Request: Which lines contain the word "title"? Return each of them as written.

Structured figure records:

-- START --

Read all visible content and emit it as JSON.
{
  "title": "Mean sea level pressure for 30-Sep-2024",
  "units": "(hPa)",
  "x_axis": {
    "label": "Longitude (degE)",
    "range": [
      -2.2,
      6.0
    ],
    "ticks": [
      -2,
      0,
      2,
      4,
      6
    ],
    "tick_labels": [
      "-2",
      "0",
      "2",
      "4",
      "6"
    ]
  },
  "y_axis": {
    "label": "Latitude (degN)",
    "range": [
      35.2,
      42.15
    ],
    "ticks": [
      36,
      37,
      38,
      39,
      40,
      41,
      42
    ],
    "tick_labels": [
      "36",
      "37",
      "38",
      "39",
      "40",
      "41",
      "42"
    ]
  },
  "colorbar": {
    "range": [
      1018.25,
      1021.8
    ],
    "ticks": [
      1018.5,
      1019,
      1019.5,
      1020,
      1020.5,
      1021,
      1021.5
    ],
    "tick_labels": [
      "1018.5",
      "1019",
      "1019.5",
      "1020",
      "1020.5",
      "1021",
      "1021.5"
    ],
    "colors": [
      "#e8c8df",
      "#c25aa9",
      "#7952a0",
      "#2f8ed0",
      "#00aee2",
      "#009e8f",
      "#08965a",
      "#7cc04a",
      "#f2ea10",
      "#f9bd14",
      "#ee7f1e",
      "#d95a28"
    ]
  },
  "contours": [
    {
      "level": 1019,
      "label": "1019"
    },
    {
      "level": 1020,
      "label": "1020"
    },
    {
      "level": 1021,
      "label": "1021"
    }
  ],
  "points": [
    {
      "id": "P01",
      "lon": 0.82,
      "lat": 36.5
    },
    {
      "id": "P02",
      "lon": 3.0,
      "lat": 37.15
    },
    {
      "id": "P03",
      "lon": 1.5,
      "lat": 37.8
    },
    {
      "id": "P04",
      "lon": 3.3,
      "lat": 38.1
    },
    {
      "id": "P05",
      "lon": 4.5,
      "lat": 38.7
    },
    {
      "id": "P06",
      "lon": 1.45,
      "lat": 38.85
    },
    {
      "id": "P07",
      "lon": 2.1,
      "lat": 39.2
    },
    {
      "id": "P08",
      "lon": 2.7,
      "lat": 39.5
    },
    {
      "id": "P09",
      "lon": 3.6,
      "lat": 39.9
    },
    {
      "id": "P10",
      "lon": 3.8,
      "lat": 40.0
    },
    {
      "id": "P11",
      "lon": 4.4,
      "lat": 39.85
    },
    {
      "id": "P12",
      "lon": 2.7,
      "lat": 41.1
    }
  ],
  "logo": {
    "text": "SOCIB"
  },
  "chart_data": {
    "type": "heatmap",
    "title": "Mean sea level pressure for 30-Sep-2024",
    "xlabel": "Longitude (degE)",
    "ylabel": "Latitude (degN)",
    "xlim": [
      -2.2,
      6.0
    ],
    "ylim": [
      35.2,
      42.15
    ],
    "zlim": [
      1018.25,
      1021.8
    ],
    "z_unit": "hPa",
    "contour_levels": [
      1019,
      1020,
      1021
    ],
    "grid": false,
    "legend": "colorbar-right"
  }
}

-- END --

Answer to this exercise:
  "title": "Mean sea level pressure for 30-Sep-2024",
    "title": "Mean sea level pressure for 30-Sep-2024",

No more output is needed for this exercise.